## Brief
Note how many lines hold "action" and report that number by itself.

## Data listing
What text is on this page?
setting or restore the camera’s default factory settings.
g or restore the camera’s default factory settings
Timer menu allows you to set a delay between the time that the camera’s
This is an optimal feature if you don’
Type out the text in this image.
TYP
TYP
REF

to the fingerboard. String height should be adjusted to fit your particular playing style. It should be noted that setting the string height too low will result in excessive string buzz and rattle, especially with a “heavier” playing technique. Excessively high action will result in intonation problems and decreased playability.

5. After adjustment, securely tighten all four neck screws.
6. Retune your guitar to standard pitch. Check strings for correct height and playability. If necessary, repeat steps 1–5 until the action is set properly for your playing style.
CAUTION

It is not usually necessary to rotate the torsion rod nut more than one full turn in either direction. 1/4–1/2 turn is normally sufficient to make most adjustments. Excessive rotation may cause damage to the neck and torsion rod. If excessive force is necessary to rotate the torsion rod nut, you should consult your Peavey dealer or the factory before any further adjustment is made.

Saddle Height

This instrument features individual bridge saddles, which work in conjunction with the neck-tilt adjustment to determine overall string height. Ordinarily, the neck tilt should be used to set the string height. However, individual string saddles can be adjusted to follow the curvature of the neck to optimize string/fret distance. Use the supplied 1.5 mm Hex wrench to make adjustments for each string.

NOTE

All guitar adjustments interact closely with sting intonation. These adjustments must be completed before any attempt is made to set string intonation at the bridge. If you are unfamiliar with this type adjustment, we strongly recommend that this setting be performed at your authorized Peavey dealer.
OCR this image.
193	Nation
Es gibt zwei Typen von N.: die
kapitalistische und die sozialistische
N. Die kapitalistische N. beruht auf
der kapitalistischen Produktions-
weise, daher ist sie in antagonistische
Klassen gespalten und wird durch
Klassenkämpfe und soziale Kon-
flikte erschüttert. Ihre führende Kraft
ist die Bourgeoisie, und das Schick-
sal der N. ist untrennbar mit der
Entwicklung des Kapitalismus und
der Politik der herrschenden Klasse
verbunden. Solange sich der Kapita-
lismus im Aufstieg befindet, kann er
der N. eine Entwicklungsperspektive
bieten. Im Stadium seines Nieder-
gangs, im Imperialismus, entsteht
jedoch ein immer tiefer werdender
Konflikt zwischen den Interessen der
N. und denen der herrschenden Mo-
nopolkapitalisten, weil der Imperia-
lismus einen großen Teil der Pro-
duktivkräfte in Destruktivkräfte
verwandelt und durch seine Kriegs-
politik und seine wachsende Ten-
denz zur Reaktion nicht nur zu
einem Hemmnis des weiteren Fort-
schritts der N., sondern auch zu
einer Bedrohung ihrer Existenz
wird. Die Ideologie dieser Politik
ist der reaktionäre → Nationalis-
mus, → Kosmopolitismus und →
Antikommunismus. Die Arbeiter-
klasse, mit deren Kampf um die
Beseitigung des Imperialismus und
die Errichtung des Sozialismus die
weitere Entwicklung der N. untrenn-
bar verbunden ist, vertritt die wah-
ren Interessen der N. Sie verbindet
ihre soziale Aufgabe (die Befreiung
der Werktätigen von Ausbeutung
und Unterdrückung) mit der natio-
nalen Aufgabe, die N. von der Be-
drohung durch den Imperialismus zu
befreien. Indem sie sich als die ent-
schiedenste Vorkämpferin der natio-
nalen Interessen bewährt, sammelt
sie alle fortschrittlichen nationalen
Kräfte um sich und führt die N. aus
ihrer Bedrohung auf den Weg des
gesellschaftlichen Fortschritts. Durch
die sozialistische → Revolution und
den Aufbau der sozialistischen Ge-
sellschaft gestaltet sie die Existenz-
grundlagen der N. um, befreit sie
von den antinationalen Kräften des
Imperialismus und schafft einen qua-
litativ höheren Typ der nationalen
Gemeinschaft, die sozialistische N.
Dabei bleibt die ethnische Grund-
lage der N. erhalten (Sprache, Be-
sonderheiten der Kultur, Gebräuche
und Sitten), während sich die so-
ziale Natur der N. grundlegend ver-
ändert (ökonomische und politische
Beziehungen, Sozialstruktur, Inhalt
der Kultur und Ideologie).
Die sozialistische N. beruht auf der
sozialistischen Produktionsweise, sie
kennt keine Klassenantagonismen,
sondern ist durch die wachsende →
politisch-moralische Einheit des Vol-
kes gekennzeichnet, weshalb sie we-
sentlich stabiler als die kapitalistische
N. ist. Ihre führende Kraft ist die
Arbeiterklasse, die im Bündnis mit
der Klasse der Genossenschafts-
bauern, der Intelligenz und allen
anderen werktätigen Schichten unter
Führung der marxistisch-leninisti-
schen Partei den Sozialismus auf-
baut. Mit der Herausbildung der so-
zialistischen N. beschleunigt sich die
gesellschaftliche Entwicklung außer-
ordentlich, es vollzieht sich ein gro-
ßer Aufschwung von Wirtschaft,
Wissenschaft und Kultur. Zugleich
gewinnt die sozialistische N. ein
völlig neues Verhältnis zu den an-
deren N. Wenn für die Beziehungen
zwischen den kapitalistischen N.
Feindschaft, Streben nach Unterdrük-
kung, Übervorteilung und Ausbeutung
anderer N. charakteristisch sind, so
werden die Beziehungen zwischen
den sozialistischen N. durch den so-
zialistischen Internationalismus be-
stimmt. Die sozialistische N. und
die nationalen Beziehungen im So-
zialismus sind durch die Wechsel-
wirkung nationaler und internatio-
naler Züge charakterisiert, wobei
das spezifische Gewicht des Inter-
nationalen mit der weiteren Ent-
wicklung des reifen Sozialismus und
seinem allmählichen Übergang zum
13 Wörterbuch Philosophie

## Task solution
2